:: GOAL OF THE EXERCISE ::
Report the number of lines that hold the string "this". Leave out any other text.

:: PROVIDED RECORDS ::
# # # #

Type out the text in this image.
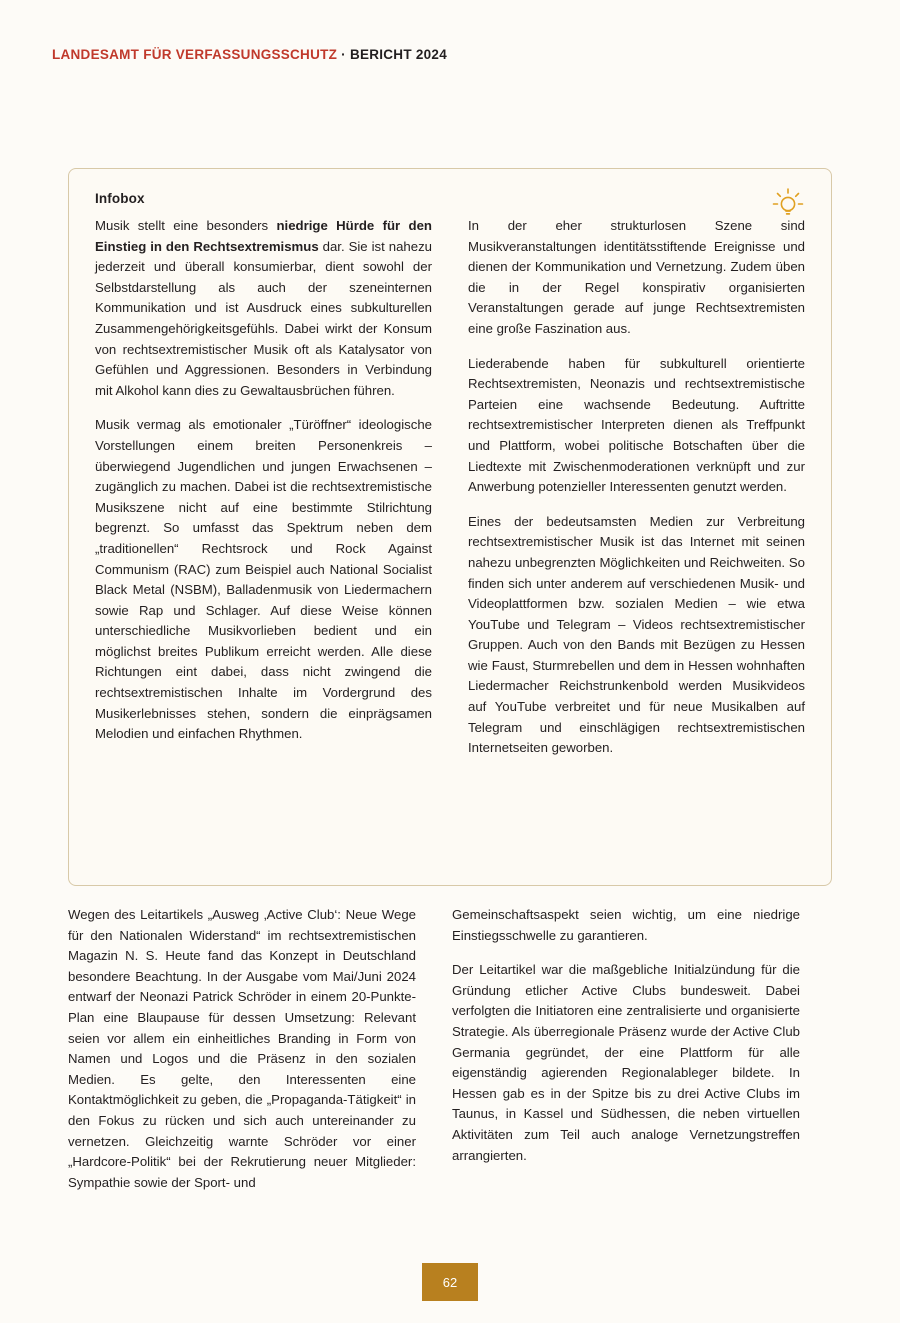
LANDESAMT FÜR VERFASSUNGSSCHUTZ · BERICHT 2024
Infobox

Musik stellt eine besonders niedrige Hürde für den Einstieg in den Rechtsextremismus dar. Sie ist nahezu jederzeit und überall konsumierbar, dient sowohl der Selbstdarstellung als auch der szeneinternen Kommunikation und ist Ausdruck eines subkulturellen Zusammengehörigkeitsgefühls. Dabei wirkt der Konsum von rechtsextremistischer Musik oft als Katalysator von Gefühlen und Aggressionen. Besonders in Verbindung mit Alkohol kann dies zu Gewaltausbrüchen führen.

Musik vermag als emotionaler „Türöffner“ ideologische Vorstellungen einem breiten Personenkreis – überwiegend Jugendlichen und jungen Erwachsenen – zugänglich zu machen. Dabei ist die rechtsextremistische Musikszene nicht auf eine bestimmte Stilrichtung begrenzt. So umfasst das Spektrum neben dem „traditionellen“ Rechtsrock und Rock Against Communism (RAC) zum Beispiel auch National Socialist Black Metal (NSBM), Balladenmusik von Liedermachern sowie Rap und Schlager. Auf diese Weise können unterschiedliche Musikvorlieben bedient und ein möglichst breites Publikum erreicht werden. Alle diese Richtungen eint dabei, dass nicht zwingend die rechtsextremistischen Inhalte im Vordergrund des Musikerlebnisses stehen, sondern die einprägsamen Melodien und einfachen Rhythmen.

In der eher strukturlosen Szene sind Musikveranstaltungen identitätsstiftende Ereignisse und dienen der Kommunikation und Vernetzung. Zudem üben die in der Regel konspirativ organisierten Veranstaltungen gerade auf junge Rechtsextremisten eine große Faszination aus.

Liederabende haben für subkulturell orientierte Rechtsextremisten, Neonazis und rechtsextremistische Parteien eine wachsende Bedeutung. Auftritte rechtsextremistischer Interpreten dienen als Treffpunkt und Plattform, wobei politische Botschaften über die Liedtexte mit Zwischenmoderationen verknüpft und zur Anwerbung potenzieller Interessenten genutzt werden.

Eines der bedeutsamsten Medien zur Verbreitung rechtsextremistischer Musik ist das Internet mit seinen nahezu unbegrenzten Möglichkeiten und Reichweiten. So finden sich unter anderem auf verschiedenen Musik- und Videoplattformen bzw. sozialen Medien – wie etwa YouTube und Telegram – Videos rechtsextremistischer Gruppen. Auch von den Bands mit Bezügen zu Hessen wie Faust, Sturmrebellen und dem in Hessen wohnhaften Liedermacher Reichstrunkenbold werden Musikvideos auf YouTube verbreitet und für neue Musikalben auf Telegram und einschlägigen rechtsextremistischen Internetseiten geworben.

Wegen des Leitartikels „Ausweg ‚Active Club‘: Neue Wege für den Nationalen Widerstand“ im rechtsextremistischen Magazin N. S. Heute fand das Konzept in Deutschland besondere Beachtung. In der Ausgabe vom Mai/Juni 2024 entwarf der Neonazi Patrick Schröder in einem 20-Punkte-Plan eine Blaupause für dessen Umsetzung: Relevant seien vor allem ein einheitliches Branding in Form von Namen und Logos und die Präsenz in den sozialen Medien. Es gelte, den Interessenten eine Kontaktmöglichkeit zu geben, die „Propaganda-Tätigkeit“ in den Fokus zu rücken und sich auch untereinander zu vernetzen. Gleichzeitig warnte Schröder vor einer „Hardcore-Politik“ bei der Rekrutierung neuer Mitglieder: Sympathie sowie der Sport- und

Gemeinschaftsaspekt seien wichtig, um eine niedrige Einstiegsschwelle zu garantieren.

Der Leitartikel war die maßgebliche Initialzündung für die Gründung etlicher Active Clubs bundesweit. Dabei verfolgten die Initiatoren eine zentralisierte und organisierte Strategie. Als überregionale Präsenz wurde der Active Club Germania gegründet, der eine Plattform für alle eigenständig agierenden Regionalableger bildete. In Hessen gab es in der Spitze bis zu drei Active Clubs im Taunus, in Kassel und Südhessen, die neben virtuellen Aktivitäten zum Teil auch analoge Vernetzungstreffen arrangierten.

62
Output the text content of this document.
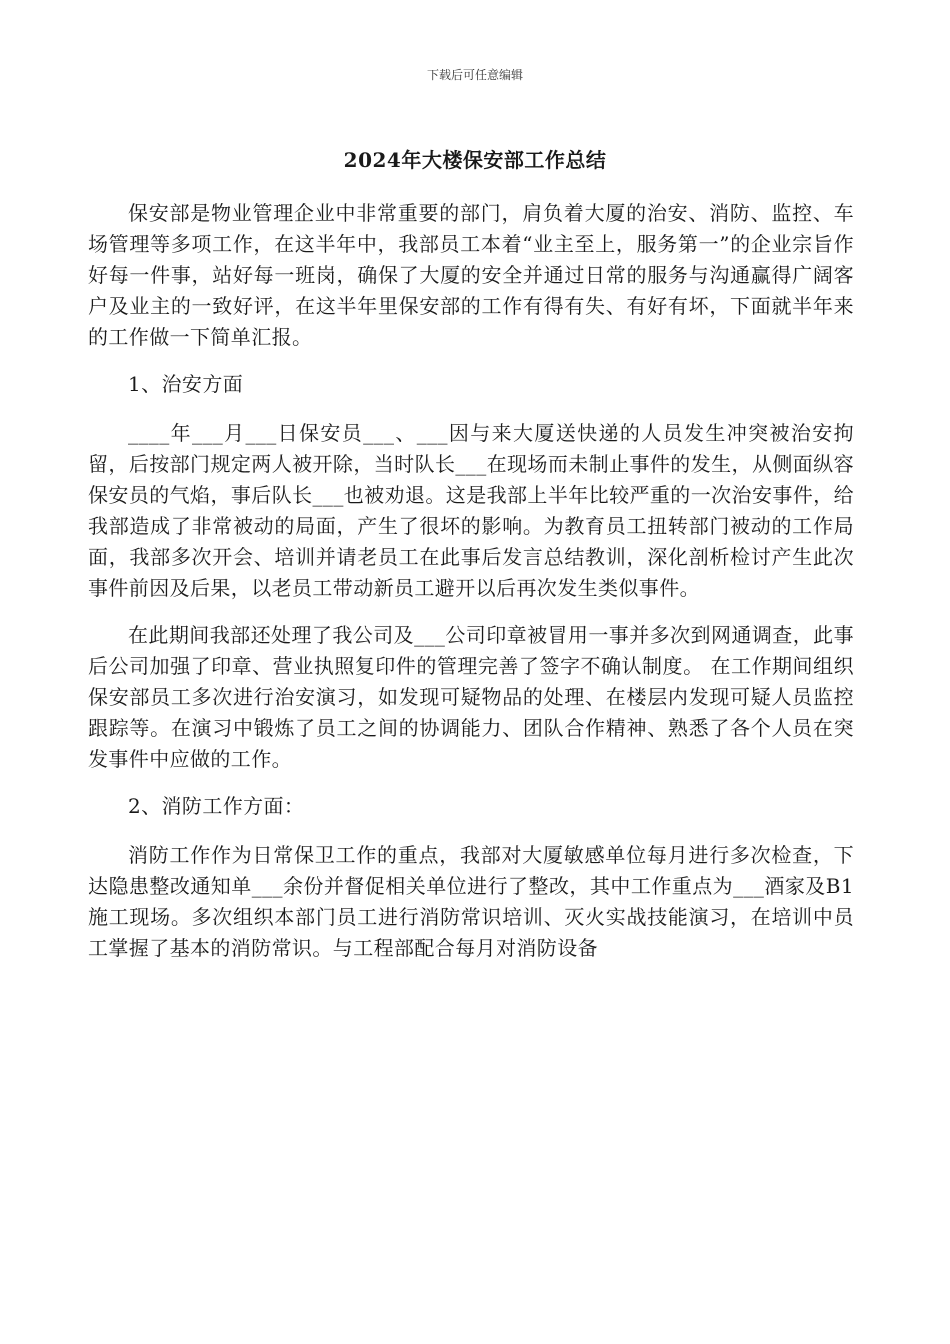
下载后可任意编辑
2024年大楼保安部工作总结

保安部是物业管理企业中非常重要的部门，肩负着大厦的治安、消防、监控、车场管理等多项工作，在这半年中，我部员工本着“业主至上，服务第一”的企业宗旨作好每一件事，站好每一班岗，确保了大厦的安全并通过日常的服务与沟通赢得广阔客户及业主的一致好评，在这半年里保安部的工作有得有失、有好有坏，下面就半年来的工作做一下简单汇报。

1、治安方面

____年___月___日保安员___、___因与来大厦送快递的人员发生冲突被治安拘留，后按部门规定两人被开除，当时队长___在现场而未制止事件的发生，从侧面纵容保安员的气焰，事后队长___也被劝退。这是我部上半年比较严重的一次治安事件，给我部造成了非常被动的局面，产生了很坏的影响。为教育员工扭转部门被动的工作局面，我部多次开会、培训并请老员工在此事后发言总结教训，深化剖析检讨产生此次事件前因及后果，以老员工带动新员工避开以后再次发生类似事件。

在此期间我部还处理了我公司及___公司印章被冒用一事并多次到网通调查，此事后公司加强了印章、营业执照复印件的管理完善了签字不确认制度。 在工作期间组织保安部员工多次进行治安演习，如发现可疑物品的处理、在楼层内发现可疑人员监控跟踪等。在演习中锻炼了员工之间的协调能力、团队合作精神、熟悉了各个人员在突发事件中应做的工作。

2、消防工作方面：

消防工作作为日常保卫工作的重点，我部对大厦敏感单位每月进行多次检查，下达隐患整改通知单___余份并督促相关单位进行了整改，其中工作重点为___酒家及B1施工现场。多次组织本部门员工进行消防常识培训、灭火实战技能演习，在培训中员工掌握了基本的消防常识。与工程部配合每月对消防设备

# # # #

:: EXERCISE RESULT ::
2